• **EXERCISE REQUIREMENTS**
Copy out all lines where "voor" appears.

• **RAW DATA**
____________

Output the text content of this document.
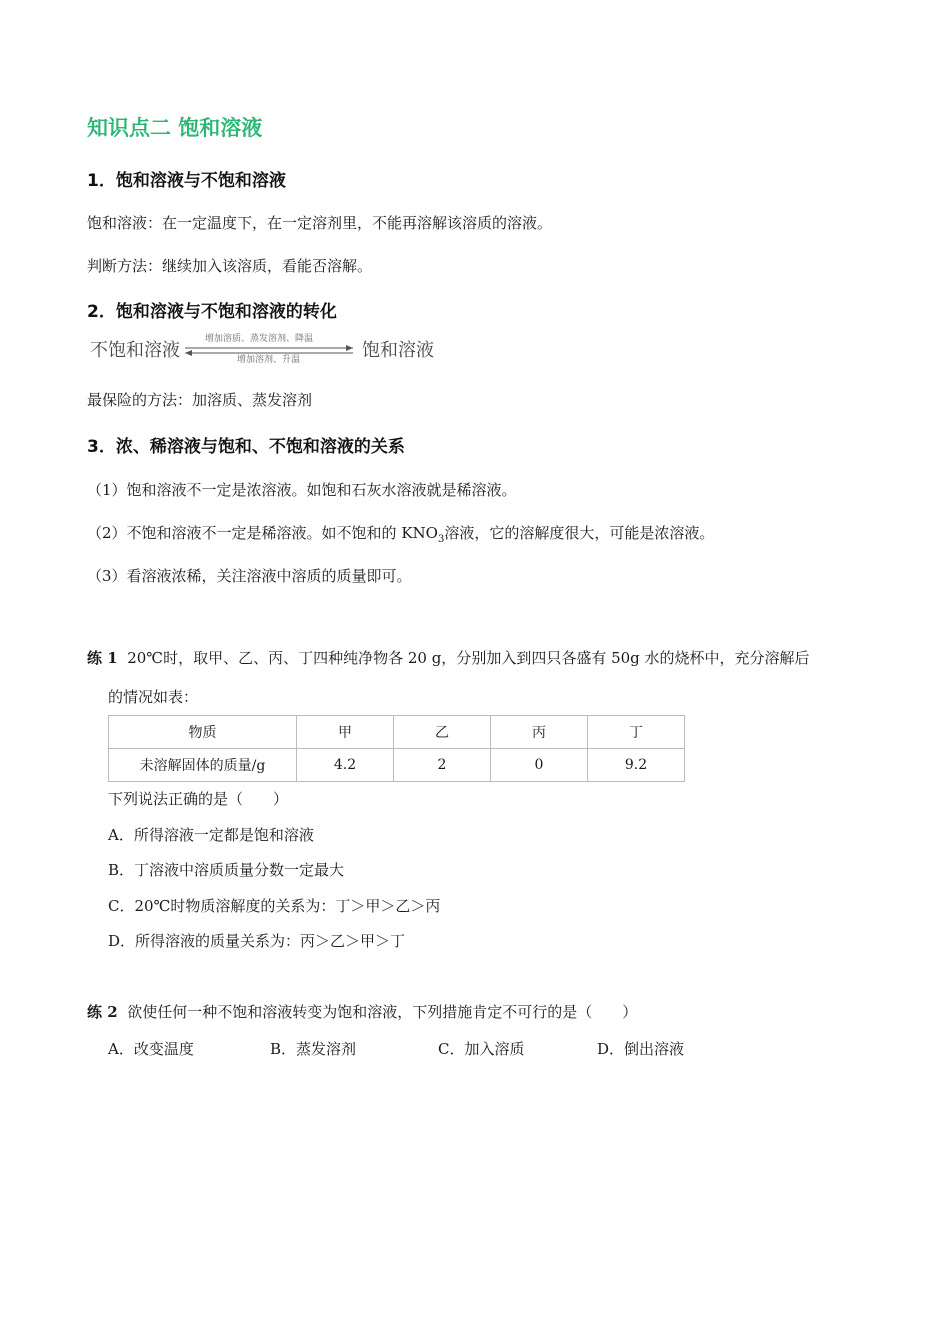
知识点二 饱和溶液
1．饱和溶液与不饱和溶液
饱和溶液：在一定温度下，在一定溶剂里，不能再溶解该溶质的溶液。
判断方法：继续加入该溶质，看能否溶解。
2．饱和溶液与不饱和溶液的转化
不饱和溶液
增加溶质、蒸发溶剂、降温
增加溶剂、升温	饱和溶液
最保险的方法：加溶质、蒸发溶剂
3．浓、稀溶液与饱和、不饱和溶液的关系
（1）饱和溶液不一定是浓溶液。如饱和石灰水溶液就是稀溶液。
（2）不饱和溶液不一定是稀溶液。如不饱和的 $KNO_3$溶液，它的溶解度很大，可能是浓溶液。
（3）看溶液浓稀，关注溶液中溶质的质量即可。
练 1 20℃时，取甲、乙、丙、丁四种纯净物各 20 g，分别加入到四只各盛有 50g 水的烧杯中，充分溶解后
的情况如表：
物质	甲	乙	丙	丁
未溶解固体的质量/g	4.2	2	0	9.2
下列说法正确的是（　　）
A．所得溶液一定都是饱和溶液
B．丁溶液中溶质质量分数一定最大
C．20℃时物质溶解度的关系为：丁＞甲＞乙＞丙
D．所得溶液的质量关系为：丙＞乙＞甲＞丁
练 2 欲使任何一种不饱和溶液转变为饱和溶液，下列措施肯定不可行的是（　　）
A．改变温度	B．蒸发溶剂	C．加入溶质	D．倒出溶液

____________

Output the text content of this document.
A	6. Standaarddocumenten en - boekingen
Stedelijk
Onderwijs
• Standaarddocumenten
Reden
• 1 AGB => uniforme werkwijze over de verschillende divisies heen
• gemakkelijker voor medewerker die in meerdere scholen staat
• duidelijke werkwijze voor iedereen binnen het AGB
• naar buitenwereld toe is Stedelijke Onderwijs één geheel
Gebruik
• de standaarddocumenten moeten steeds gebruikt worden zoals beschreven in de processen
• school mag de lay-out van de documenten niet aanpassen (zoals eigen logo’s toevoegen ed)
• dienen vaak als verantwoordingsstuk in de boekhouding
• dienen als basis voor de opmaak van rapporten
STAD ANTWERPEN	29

____________

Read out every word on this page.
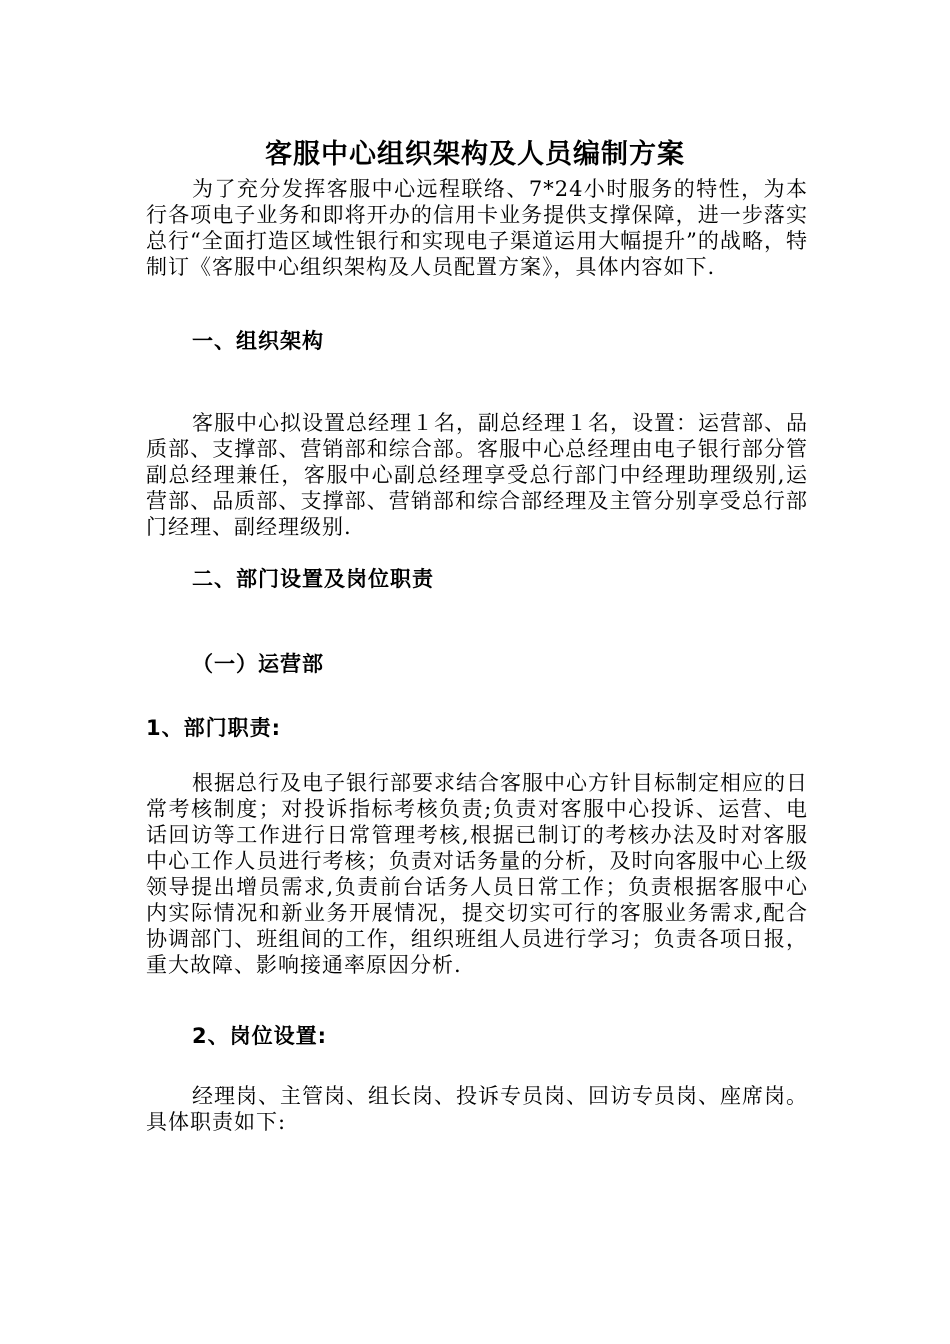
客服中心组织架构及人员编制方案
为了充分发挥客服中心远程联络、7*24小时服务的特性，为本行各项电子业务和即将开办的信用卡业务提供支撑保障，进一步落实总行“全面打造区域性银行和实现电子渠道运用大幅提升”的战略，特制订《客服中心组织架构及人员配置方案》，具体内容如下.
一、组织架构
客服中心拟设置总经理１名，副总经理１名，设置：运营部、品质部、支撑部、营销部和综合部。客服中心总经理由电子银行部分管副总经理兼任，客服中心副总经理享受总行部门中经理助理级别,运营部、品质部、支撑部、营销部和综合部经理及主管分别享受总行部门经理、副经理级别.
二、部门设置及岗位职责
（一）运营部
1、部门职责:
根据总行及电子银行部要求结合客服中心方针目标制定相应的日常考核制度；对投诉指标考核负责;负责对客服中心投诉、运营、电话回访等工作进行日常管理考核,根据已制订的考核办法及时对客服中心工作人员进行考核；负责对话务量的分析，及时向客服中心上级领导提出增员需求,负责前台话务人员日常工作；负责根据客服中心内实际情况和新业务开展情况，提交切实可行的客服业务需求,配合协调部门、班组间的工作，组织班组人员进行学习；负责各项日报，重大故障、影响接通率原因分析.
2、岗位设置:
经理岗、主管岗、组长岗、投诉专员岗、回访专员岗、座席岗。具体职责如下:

____________

• **ANSWER TO THIS PROBLEM**
• gemakkelijker voor medewerker die in meerdere scholen staat
• duidelijke werkwijze voor iedereen binnen het AGB
• dienen als basis voor de opmaak van rapporten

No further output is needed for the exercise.